--- Start ---
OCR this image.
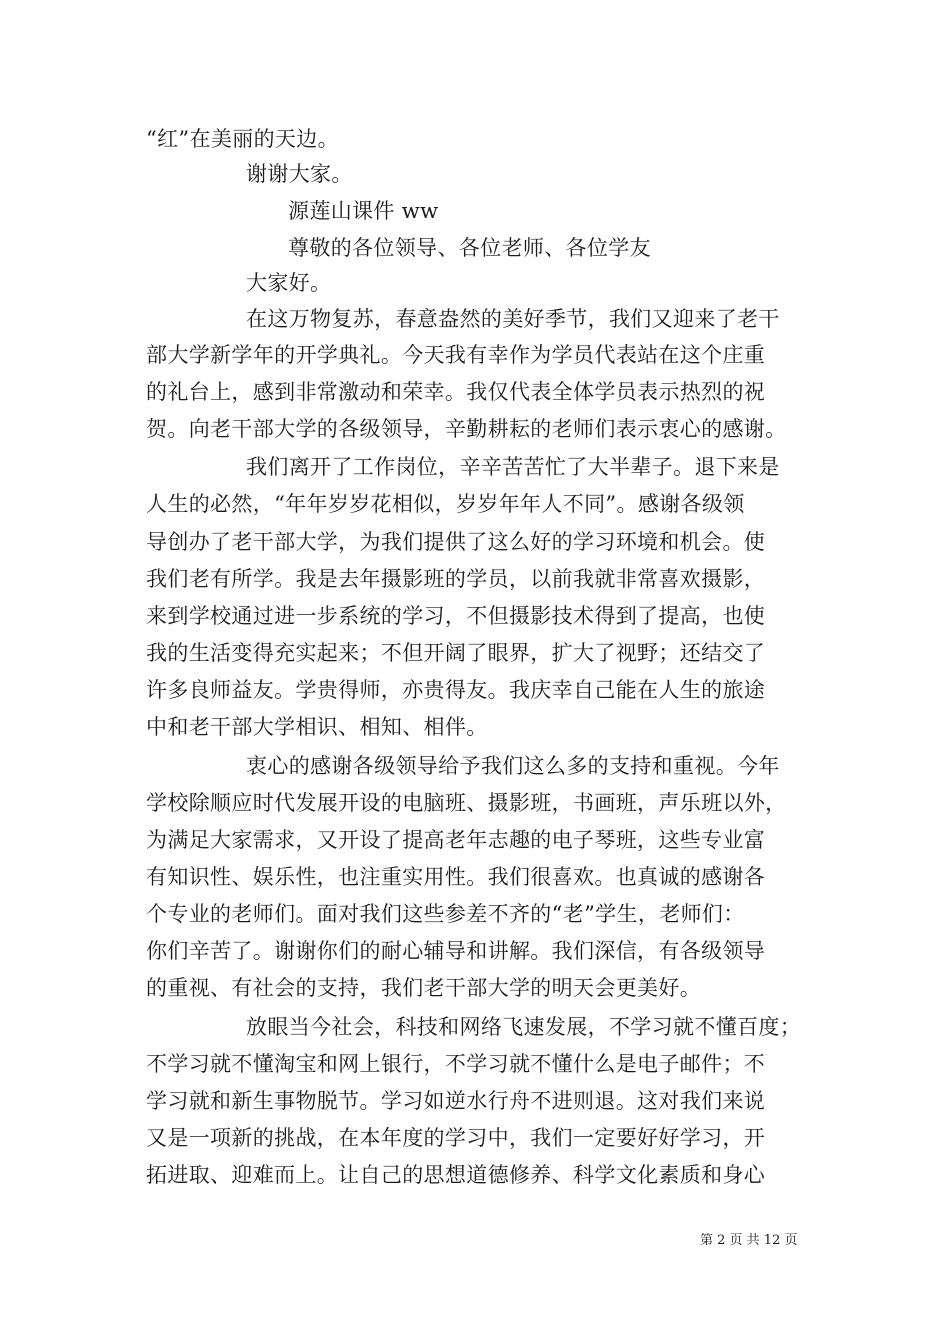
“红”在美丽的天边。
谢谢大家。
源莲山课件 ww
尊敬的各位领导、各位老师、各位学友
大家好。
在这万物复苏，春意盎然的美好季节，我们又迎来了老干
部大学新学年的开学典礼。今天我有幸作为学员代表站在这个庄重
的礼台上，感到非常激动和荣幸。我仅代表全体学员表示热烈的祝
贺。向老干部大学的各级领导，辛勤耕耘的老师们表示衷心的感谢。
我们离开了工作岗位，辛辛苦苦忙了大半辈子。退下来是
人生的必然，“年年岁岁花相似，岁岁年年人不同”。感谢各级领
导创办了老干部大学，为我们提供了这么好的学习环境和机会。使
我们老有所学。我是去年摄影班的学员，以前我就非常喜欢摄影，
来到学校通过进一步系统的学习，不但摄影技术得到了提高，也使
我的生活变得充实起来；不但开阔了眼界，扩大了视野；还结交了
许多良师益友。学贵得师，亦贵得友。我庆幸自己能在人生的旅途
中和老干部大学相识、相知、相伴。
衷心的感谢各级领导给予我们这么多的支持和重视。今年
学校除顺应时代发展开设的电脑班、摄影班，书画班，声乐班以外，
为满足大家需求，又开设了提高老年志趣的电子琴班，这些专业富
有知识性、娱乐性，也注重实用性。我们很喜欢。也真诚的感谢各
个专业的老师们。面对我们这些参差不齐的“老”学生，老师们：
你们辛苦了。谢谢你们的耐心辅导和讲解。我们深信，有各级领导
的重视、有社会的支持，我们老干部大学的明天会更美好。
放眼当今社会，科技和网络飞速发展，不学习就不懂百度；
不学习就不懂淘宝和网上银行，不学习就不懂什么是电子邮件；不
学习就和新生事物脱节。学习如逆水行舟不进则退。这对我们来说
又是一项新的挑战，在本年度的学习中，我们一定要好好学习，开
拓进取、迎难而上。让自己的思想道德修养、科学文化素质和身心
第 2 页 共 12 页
--- End ---
--- Start ---
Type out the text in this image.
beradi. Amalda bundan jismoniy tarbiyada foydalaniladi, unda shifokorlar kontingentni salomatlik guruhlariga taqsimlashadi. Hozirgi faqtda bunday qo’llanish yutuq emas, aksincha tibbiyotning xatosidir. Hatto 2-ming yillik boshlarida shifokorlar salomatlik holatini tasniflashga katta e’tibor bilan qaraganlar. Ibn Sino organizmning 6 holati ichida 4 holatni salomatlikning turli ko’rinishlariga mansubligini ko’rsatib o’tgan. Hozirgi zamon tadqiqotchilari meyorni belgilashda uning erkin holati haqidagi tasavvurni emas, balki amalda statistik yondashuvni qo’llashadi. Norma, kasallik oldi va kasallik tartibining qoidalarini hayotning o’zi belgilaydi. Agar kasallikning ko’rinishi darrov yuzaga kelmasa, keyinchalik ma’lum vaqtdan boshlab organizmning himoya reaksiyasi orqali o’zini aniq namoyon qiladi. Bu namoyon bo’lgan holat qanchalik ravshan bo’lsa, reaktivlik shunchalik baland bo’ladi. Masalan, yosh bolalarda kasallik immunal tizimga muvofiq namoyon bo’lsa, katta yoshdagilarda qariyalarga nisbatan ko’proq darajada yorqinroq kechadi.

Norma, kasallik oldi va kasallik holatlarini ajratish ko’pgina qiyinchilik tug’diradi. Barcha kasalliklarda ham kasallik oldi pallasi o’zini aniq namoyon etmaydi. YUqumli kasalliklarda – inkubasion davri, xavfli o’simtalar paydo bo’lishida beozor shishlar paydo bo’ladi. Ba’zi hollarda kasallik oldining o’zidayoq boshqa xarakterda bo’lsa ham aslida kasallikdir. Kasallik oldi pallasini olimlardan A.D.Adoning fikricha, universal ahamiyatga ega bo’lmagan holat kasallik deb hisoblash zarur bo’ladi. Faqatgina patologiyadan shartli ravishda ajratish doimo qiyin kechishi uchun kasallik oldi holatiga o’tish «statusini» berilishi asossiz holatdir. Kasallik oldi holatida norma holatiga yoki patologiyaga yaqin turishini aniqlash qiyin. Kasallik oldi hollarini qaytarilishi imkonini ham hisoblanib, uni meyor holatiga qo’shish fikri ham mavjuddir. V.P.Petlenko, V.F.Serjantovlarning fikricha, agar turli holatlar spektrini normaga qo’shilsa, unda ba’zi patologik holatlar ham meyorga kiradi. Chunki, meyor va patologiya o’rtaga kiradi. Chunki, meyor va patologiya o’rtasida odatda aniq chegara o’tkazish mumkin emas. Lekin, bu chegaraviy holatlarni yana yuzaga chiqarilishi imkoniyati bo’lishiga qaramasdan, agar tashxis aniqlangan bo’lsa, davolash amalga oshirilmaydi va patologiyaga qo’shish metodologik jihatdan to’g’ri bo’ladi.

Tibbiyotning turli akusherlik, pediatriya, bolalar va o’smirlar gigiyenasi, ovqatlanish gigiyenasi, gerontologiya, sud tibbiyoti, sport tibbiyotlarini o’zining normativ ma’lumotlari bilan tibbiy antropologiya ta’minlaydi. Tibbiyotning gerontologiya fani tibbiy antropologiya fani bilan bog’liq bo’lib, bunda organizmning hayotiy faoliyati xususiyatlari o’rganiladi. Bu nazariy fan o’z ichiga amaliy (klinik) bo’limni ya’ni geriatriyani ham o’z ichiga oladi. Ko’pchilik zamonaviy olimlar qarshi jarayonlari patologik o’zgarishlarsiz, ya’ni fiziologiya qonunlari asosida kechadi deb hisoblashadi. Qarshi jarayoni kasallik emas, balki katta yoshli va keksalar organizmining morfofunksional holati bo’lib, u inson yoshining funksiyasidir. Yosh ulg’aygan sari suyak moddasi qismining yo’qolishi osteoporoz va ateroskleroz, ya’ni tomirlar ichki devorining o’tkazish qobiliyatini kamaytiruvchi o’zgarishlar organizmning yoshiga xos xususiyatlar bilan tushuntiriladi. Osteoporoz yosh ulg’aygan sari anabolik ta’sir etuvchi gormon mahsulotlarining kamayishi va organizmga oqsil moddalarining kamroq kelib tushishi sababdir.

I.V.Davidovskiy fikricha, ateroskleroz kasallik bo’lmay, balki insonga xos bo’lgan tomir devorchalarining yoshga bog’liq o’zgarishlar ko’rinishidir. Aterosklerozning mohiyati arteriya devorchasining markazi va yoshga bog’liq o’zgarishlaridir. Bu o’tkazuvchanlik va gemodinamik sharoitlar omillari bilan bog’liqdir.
--- End ---
PROBLEM TO WORK ON
Search the lines above for the string "this" and copy each line that has it.

TASK RESPONSE
OCR this image.
Type out the text in this image.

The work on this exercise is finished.